▸ SUPPLIED DATA
:::::

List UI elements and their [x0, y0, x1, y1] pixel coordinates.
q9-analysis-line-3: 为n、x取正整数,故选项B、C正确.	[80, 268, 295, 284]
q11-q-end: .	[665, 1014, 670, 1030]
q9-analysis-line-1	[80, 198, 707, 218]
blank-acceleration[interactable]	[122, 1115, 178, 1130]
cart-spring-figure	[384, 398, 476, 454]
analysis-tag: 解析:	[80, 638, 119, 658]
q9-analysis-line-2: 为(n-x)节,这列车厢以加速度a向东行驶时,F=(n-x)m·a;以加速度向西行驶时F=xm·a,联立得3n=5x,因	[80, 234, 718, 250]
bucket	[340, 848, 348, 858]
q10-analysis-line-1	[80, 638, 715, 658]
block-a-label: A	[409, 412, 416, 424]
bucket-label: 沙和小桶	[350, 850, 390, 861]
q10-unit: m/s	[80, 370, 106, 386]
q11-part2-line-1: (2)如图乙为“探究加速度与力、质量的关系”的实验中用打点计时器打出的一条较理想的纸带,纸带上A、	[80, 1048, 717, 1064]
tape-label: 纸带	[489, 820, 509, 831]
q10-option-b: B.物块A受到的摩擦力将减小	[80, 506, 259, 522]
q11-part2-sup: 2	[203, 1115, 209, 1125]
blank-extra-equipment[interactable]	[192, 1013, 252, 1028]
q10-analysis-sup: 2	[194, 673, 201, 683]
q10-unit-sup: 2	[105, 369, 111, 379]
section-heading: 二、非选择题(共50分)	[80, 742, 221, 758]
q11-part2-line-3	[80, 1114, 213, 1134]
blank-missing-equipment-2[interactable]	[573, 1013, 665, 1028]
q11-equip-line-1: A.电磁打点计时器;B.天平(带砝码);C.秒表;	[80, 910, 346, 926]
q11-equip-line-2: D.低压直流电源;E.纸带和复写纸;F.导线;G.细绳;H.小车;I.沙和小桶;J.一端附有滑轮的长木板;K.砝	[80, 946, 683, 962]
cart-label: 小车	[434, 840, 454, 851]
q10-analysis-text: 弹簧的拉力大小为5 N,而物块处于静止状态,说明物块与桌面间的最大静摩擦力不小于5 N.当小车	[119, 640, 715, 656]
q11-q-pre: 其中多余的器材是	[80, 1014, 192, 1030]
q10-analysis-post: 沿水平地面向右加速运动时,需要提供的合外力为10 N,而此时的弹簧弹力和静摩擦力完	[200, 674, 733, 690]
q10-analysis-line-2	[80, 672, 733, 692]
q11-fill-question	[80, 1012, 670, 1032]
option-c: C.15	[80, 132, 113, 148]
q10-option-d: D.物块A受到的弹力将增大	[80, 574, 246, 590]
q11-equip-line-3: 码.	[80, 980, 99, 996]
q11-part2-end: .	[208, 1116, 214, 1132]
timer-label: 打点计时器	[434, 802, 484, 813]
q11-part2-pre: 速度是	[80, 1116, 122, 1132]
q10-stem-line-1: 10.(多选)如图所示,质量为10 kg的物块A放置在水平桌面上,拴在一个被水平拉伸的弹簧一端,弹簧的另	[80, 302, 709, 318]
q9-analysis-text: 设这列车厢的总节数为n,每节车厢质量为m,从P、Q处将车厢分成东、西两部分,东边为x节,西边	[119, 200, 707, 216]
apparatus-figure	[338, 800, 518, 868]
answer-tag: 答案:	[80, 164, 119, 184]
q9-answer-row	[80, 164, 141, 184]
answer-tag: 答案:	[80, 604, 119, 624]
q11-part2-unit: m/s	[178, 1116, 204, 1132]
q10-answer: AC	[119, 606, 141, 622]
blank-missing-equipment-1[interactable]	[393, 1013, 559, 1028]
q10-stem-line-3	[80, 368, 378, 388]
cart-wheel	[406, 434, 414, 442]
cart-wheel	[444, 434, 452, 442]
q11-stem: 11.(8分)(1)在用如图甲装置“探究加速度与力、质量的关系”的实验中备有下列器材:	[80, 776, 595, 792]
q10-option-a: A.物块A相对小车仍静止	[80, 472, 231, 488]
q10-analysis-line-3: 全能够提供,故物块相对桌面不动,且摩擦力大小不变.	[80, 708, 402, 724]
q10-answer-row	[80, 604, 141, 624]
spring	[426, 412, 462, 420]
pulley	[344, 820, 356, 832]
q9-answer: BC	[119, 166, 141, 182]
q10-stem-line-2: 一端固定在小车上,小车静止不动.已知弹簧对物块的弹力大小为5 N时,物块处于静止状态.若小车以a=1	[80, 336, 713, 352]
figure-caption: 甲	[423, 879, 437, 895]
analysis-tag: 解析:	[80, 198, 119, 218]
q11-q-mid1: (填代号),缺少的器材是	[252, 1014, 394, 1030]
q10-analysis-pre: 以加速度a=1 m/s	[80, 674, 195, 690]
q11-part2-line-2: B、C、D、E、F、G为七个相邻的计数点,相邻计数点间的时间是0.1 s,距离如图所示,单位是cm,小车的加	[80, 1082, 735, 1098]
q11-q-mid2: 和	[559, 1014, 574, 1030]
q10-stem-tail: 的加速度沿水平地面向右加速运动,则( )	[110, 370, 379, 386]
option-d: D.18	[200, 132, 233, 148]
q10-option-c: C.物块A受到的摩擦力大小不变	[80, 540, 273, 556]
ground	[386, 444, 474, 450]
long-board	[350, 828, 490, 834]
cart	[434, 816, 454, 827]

:::::

▸ PROBLEM TO SOLVE
Please quote the rows from the start through the line containing "638, 119, 658]", including that line.

▸ OUTPUT
List UI elements and their [x0, y0, x1, y1] pixel coordinates.
q9-analysis-line-3: 为n、x取正整数,故选项B、C正确.	[80, 268, 295, 284]
q11-q-end: .	[665, 1014, 670, 1030]
q9-analysis-line-1	[80, 198, 707, 218]
blank-acceleration[interactable]	[122, 1115, 178, 1130]
cart-spring-figure	[384, 398, 476, 454]
analysis-tag: 解析:	[80, 638, 119, 658]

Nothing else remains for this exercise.